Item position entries
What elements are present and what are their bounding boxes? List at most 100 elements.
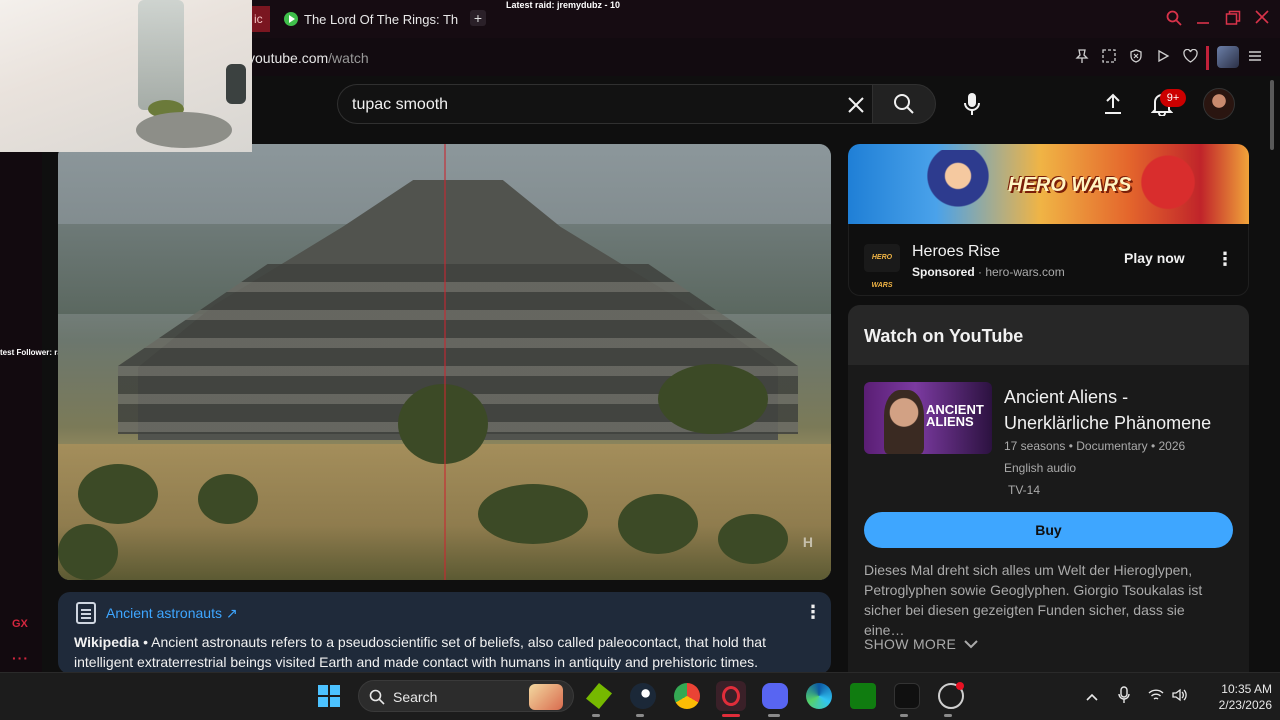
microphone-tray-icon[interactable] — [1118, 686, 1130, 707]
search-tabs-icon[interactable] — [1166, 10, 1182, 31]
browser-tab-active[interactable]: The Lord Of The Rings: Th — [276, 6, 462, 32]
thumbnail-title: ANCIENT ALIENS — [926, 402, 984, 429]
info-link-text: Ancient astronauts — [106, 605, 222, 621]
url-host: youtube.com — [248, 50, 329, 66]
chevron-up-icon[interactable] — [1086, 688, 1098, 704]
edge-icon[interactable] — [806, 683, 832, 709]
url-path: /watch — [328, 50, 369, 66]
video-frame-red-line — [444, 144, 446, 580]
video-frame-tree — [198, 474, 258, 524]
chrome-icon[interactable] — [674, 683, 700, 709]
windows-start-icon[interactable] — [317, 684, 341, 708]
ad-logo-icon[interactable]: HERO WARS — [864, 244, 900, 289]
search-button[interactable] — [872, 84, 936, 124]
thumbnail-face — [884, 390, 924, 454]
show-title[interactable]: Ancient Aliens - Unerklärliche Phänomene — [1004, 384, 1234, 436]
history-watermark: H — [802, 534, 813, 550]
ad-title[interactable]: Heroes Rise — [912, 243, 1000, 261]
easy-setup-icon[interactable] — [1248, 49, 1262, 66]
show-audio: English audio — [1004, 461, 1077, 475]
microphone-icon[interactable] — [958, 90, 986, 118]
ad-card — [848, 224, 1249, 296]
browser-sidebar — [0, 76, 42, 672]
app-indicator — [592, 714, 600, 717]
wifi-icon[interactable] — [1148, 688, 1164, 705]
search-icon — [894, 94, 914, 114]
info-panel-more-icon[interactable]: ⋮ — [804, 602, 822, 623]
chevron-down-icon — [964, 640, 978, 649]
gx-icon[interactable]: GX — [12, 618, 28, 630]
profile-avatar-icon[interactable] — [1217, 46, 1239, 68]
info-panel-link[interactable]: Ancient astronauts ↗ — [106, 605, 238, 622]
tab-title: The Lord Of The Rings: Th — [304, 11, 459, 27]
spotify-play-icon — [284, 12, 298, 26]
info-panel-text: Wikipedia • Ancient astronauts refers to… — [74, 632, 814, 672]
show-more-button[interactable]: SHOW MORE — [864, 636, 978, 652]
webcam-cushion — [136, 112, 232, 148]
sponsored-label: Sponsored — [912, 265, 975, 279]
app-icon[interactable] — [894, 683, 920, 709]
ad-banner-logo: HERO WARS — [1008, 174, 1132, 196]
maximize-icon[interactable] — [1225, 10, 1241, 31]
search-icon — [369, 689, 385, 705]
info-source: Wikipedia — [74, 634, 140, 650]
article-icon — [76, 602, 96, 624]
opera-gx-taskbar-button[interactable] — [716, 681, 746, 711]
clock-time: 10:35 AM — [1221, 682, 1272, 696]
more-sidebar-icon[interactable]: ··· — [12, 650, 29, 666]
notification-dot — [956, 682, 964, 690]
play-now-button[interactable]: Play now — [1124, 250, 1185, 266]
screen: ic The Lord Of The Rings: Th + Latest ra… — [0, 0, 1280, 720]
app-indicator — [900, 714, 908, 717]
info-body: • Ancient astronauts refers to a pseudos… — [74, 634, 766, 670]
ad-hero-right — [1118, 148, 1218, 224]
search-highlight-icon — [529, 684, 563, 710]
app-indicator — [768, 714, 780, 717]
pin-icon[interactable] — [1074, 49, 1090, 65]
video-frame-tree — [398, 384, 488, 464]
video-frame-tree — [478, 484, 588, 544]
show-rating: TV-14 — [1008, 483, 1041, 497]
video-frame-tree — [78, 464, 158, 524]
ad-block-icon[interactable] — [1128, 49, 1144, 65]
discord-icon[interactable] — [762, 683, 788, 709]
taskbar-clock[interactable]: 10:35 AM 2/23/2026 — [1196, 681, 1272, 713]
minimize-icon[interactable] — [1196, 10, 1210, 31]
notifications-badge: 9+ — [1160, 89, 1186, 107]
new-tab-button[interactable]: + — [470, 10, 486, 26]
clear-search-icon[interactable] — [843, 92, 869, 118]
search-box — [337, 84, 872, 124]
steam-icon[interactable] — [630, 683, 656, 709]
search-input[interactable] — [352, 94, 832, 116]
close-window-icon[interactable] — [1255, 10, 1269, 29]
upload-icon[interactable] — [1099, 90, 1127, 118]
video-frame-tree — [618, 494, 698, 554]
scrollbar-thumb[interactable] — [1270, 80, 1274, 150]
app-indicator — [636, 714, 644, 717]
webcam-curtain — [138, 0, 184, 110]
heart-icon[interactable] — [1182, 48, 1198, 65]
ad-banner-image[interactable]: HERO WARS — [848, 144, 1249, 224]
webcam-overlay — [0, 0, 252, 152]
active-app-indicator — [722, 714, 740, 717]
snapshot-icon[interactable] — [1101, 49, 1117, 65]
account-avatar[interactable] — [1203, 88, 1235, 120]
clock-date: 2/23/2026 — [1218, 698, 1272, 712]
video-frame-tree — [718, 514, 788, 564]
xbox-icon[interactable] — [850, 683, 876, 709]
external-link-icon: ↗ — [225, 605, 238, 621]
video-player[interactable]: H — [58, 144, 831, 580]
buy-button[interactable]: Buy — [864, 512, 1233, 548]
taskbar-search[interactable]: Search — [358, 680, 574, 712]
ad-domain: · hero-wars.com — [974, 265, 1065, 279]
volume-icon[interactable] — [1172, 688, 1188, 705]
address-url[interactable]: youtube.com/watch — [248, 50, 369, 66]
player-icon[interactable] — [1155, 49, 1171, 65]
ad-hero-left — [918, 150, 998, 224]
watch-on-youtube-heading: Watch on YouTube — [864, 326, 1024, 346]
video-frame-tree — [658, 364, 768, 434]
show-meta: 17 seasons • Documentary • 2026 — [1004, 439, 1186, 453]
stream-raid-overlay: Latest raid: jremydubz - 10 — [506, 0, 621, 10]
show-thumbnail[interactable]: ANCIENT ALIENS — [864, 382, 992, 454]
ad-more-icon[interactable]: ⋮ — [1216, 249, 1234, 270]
==
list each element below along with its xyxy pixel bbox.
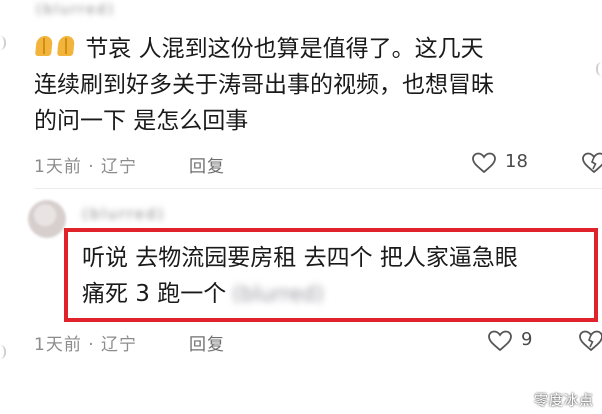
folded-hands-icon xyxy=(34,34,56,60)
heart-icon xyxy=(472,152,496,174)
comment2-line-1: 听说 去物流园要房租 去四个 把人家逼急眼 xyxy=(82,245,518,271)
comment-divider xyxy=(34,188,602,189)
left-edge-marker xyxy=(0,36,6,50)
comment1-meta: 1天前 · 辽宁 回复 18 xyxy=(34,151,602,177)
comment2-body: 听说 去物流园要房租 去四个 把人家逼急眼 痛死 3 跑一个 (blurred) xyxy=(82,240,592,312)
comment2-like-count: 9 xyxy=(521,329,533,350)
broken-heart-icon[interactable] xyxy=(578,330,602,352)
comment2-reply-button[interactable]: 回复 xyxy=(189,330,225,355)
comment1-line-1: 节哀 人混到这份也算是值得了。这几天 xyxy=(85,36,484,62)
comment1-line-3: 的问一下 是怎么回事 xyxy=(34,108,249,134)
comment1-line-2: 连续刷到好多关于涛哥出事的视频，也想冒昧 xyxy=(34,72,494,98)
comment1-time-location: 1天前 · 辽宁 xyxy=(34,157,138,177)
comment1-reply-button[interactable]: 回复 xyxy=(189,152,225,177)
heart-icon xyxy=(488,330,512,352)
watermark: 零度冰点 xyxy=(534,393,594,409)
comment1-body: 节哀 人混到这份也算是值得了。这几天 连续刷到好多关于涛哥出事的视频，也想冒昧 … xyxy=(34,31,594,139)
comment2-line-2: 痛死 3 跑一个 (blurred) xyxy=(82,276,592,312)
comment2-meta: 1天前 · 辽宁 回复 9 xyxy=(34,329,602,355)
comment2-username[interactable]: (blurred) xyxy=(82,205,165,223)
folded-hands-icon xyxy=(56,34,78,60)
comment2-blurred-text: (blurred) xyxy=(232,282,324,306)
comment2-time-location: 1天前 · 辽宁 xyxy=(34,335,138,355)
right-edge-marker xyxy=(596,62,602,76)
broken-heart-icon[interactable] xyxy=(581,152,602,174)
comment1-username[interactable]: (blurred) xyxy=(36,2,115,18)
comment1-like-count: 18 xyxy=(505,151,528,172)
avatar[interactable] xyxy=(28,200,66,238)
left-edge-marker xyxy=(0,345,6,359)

- [WHAT YOU ARE ASKED TO DO]: Print every row from the one containing "folded-hands-icon xyxy=(34,34,56,60)" down to the one containing "left-edge-marker xyxy=(0,345,6,359)", both included, exactly as they appear.

- [COMPLETE OUTPUT]:
folded-hands-icon xyxy=(34,34,56,60)
heart-icon xyxy=(472,152,496,174)
comment2-line-1: 听说 去物流园要房租 去四个 把人家逼急眼 xyxy=(82,245,518,271)
comment-divider xyxy=(34,188,602,189)
left-edge-marker xyxy=(0,36,6,50)
comment1-meta: 1天前 · 辽宁 回复 18 xyxy=(34,151,602,177)
comment2-body: 听说 去物流园要房租 去四个 把人家逼急眼 痛死 3 跑一个 (blurred) xyxy=(82,240,592,312)
comment2-like-count: 9 xyxy=(521,329,533,350)
broken-heart-icon[interactable] xyxy=(578,330,602,352)
comment2-reply-button[interactable]: 回复 xyxy=(189,330,225,355)
comment1-line-1: 节哀 人混到这份也算是值得了。这几天 xyxy=(85,36,484,62)
comment1-line-3: 的问一下 是怎么回事 xyxy=(34,108,249,134)
comment1-line-2: 连续刷到好多关于涛哥出事的视频，也想冒昧 xyxy=(34,72,494,98)
comment1-time-location: 1天前 · 辽宁 xyxy=(34,157,138,177)
comment1-reply-button[interactable]: 回复 xyxy=(189,152,225,177)
heart-icon xyxy=(488,330,512,352)
watermark: 零度冰点 xyxy=(534,393,594,409)
comment1-body: 节哀 人混到这份也算是值得了。这几天 连续刷到好多关于涛哥出事的视频，也想冒昧 … xyxy=(34,31,594,139)
comment2-line-2: 痛死 3 跑一个 (blurred) xyxy=(82,276,592,312)
comment2-meta: 1天前 · 辽宁 回复 9 xyxy=(34,329,602,355)
comment2-username[interactable]: (blurred) xyxy=(82,205,165,223)
folded-hands-icon xyxy=(56,34,78,60)
comment2-blurred-text: (blurred) xyxy=(232,282,324,306)
comment2-time-location: 1天前 · 辽宁 xyxy=(34,335,138,355)
right-edge-marker xyxy=(596,62,602,76)
broken-heart-icon[interactable] xyxy=(581,152,602,174)
comment1-username[interactable]: (blurred) xyxy=(36,2,115,18)
comment1-like-count: 18 xyxy=(505,151,528,172)
avatar[interactable] xyxy=(28,200,66,238)
left-edge-marker xyxy=(0,345,6,359)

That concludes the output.